Directive: Which lines in the records below contain the word "this"? Copy each one out.

Task data:

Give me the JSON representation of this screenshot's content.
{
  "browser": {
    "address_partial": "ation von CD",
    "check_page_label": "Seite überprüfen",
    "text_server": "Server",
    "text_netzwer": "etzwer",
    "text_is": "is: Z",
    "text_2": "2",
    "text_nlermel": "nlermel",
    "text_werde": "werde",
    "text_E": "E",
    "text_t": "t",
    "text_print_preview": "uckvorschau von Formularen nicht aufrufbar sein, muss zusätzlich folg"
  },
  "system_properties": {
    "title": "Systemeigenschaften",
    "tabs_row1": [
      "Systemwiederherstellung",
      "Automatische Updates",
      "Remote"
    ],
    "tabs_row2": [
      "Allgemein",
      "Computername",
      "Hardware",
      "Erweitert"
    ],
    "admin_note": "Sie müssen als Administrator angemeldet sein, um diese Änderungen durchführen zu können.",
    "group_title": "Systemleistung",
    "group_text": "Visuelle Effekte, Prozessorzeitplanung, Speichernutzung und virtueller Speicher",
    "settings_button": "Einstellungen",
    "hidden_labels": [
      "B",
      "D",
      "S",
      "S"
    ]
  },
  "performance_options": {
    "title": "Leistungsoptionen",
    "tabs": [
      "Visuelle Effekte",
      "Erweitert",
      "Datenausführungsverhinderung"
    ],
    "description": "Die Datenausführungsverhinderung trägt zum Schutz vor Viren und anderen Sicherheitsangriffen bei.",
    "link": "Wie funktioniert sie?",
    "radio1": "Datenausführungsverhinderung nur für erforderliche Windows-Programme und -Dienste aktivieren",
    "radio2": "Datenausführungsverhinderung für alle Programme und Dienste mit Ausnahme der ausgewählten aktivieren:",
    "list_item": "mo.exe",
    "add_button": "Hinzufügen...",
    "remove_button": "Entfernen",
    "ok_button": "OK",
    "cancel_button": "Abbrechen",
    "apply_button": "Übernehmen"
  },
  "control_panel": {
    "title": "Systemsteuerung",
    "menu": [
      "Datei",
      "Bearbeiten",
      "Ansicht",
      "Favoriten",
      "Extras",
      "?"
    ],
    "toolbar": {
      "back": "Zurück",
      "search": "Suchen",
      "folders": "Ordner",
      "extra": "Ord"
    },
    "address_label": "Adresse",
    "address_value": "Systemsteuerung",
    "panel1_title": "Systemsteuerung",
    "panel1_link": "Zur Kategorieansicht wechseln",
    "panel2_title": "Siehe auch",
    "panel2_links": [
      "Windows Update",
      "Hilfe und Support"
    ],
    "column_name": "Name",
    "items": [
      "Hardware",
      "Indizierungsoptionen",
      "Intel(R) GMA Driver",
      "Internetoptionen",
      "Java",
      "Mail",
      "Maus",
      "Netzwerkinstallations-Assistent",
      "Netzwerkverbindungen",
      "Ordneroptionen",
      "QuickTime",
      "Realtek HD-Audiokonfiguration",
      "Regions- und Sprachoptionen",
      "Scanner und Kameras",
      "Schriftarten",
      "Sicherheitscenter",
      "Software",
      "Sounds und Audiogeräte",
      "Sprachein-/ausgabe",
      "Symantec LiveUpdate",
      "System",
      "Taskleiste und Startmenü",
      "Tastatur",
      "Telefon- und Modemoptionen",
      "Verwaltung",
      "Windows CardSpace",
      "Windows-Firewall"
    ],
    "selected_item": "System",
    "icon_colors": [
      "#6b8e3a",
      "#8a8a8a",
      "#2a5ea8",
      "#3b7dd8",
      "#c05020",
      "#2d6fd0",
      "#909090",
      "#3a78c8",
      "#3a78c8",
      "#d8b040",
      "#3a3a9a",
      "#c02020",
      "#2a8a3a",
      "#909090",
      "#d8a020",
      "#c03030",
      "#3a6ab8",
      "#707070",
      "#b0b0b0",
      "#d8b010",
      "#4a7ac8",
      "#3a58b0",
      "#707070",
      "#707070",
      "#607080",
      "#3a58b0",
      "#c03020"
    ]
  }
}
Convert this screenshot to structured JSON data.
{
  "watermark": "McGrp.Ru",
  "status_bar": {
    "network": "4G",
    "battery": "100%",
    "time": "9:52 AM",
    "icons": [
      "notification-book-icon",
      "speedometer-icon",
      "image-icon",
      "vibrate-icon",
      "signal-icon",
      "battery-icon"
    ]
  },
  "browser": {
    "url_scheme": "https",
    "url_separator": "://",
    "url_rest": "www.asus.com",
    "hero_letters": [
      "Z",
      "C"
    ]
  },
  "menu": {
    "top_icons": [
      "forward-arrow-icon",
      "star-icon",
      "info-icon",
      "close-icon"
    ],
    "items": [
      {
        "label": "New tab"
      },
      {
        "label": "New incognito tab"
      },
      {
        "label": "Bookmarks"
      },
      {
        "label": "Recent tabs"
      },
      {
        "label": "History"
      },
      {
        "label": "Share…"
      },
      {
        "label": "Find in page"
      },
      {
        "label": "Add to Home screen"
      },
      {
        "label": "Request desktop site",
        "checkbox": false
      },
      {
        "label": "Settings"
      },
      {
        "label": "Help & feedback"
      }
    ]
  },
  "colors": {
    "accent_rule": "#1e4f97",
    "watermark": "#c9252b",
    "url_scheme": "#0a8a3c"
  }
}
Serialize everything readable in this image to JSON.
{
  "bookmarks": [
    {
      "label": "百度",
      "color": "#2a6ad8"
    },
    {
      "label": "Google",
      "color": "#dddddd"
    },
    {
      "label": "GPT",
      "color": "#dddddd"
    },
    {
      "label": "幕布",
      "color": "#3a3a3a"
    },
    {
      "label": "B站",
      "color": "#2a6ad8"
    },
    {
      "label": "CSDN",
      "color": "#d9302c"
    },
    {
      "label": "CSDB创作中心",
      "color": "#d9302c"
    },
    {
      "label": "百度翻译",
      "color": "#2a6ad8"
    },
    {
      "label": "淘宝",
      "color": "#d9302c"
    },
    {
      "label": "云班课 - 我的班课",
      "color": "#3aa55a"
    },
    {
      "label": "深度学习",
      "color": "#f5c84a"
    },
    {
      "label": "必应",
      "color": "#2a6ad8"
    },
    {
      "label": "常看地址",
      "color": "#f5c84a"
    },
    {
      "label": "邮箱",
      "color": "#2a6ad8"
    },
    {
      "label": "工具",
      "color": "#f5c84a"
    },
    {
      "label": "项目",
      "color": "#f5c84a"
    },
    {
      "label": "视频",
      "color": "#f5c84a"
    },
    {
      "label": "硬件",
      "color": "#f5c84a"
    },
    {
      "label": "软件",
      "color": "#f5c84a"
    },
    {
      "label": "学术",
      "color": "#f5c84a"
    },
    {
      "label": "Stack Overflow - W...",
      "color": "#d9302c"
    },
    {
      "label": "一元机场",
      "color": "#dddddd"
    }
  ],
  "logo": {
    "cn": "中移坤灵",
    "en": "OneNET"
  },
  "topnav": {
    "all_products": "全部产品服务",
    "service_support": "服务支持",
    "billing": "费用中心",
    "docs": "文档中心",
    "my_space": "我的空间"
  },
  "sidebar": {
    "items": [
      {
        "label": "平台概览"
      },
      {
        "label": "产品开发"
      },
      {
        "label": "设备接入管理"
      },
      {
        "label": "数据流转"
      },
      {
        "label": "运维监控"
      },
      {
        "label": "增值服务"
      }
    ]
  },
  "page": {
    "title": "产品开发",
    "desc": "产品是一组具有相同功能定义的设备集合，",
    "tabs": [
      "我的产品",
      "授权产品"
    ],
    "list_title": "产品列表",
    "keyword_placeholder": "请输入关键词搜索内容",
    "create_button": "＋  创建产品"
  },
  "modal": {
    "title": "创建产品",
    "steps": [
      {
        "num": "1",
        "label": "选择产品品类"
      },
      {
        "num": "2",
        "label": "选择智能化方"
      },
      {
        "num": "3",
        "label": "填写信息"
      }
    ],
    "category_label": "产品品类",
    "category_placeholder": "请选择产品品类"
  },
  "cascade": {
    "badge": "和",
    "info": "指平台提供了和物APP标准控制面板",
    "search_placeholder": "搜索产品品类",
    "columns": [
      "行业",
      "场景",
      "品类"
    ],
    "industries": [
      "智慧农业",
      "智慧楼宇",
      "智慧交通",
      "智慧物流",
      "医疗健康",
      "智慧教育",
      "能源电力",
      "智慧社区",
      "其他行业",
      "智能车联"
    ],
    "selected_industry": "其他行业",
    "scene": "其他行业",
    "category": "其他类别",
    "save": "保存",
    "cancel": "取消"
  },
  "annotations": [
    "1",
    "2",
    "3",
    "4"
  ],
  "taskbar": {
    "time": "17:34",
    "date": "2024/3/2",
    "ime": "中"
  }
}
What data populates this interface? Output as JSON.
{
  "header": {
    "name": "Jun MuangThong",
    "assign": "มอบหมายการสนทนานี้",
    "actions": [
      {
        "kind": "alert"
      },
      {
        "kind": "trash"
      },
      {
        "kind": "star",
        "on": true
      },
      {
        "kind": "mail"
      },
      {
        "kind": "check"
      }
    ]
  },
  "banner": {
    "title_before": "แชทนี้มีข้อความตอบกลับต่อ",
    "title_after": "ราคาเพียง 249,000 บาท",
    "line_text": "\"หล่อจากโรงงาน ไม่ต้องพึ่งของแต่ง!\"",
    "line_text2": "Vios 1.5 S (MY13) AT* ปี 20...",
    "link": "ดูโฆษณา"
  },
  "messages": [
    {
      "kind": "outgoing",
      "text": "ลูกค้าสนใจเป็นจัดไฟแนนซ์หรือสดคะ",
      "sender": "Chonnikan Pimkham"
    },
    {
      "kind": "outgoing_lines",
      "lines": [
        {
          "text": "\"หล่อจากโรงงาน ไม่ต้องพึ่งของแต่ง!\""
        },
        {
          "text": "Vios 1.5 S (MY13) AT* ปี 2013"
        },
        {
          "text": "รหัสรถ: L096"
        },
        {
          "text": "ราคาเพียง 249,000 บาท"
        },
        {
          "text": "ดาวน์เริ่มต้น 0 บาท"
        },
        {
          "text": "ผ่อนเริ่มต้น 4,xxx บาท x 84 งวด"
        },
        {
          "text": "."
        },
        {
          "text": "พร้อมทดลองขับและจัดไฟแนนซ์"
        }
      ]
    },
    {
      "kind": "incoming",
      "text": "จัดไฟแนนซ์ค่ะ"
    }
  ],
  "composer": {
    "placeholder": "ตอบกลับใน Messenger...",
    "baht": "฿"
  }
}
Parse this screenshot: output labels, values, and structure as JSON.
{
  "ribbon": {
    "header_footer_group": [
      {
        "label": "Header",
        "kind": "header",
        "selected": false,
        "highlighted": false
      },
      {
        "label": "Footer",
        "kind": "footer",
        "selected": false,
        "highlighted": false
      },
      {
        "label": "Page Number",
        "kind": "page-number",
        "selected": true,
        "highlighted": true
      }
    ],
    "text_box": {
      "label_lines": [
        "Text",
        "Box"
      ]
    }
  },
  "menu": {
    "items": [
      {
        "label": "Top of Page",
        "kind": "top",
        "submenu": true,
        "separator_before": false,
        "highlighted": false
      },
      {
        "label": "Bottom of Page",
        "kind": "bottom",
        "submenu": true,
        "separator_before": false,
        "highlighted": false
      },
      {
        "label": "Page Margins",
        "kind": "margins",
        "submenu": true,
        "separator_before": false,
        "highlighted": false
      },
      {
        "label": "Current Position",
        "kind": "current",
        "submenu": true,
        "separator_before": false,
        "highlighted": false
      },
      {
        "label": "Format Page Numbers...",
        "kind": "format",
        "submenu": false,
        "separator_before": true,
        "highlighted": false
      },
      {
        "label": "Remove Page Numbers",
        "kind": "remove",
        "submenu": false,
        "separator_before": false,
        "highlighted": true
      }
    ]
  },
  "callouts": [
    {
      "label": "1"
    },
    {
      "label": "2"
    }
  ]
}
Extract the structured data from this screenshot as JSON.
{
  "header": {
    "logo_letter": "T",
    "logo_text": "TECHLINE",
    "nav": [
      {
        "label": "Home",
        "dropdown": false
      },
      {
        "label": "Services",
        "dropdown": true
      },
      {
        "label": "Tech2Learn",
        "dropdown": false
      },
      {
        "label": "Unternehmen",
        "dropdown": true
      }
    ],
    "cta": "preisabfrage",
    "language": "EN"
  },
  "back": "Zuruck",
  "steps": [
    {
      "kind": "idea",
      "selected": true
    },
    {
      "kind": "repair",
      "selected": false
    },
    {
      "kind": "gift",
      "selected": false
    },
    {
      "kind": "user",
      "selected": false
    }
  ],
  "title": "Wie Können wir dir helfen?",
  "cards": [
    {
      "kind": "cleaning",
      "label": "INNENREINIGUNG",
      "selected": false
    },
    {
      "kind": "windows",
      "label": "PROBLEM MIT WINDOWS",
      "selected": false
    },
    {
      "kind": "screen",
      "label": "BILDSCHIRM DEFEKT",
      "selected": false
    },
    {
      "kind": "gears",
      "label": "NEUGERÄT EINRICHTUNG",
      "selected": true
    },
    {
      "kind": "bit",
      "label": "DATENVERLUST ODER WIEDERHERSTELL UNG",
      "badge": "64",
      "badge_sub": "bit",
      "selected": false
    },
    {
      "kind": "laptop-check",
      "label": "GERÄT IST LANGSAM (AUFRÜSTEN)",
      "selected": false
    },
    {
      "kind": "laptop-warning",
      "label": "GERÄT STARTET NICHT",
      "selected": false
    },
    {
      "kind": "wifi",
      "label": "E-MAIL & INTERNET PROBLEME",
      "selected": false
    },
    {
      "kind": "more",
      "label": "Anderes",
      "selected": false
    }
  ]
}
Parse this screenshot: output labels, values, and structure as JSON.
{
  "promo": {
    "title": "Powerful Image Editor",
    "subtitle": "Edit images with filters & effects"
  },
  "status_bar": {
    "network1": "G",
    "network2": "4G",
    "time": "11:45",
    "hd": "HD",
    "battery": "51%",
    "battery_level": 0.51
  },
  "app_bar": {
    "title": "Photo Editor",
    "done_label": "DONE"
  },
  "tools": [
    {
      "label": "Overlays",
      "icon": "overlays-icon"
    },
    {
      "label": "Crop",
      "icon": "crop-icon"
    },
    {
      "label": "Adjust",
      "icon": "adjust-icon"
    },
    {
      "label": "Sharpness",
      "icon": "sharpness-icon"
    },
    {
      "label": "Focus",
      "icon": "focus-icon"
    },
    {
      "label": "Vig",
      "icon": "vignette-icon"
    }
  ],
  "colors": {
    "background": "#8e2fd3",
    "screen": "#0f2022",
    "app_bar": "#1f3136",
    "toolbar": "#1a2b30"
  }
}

Result:
Give me the JSON representation of this screenshot's content.
Convert this screenshot to structured JSON data.
Serialize everything readable in this image to JSON.
What data populates this interface? Output as JSON.
Parse this screenshot: output labels, values, and structure as JSON.
Extract the structured data from this screenshot as JSON.
Parse this screenshot: output labels, values, and structure as JSON.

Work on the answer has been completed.